_Given request:_ Look through the data below. Pick out the lines holding the string "this".

_Provided records:_
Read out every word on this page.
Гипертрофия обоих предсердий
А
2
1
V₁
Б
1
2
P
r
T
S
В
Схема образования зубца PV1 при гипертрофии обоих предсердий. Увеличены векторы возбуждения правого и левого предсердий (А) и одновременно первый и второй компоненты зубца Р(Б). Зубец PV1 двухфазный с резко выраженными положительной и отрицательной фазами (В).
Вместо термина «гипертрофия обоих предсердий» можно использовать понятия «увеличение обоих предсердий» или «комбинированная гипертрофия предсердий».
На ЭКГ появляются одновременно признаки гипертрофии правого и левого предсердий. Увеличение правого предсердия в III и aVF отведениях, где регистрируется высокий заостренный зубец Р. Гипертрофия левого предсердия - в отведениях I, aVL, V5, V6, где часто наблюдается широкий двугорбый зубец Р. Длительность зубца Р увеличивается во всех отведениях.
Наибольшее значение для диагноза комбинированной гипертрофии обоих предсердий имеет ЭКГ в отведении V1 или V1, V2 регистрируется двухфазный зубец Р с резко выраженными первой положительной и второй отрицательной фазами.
...
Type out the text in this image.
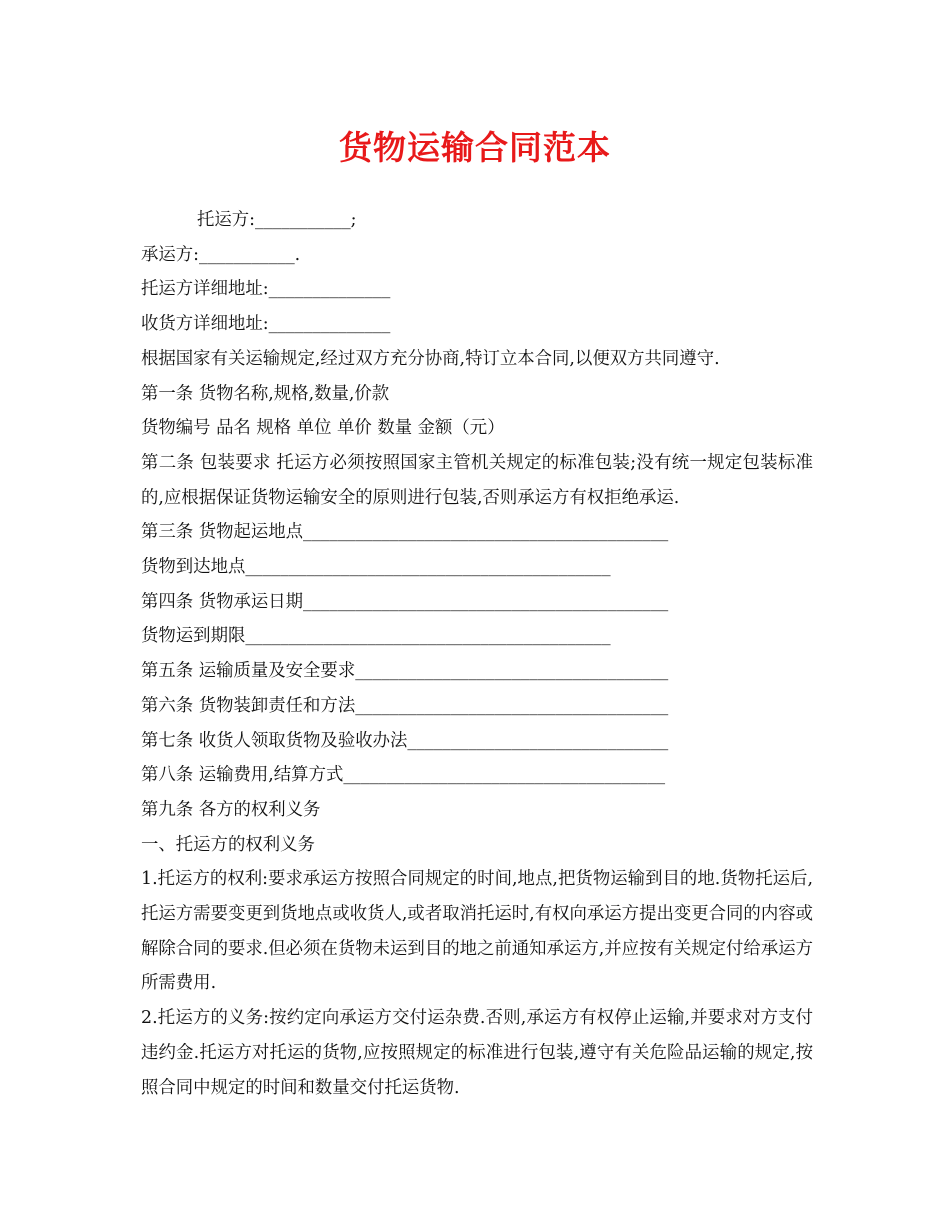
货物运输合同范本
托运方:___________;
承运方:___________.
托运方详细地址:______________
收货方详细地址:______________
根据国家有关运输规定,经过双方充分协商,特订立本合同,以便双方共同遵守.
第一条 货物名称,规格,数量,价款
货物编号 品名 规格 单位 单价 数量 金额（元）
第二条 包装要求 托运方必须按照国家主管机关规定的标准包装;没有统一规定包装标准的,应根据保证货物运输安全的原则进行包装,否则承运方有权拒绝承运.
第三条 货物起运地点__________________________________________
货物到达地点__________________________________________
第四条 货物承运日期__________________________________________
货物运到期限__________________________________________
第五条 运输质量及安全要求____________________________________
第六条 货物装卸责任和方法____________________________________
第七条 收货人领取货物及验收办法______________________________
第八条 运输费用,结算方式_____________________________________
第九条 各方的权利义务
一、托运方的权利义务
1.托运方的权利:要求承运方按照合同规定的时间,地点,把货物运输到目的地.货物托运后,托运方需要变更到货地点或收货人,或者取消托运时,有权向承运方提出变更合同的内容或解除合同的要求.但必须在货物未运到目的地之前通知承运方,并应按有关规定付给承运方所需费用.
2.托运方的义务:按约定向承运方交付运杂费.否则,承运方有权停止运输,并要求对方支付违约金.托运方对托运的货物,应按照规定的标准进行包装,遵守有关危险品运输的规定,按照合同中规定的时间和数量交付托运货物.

_Reply to the task:_
Read out every word on this page.
Type out the text in this image.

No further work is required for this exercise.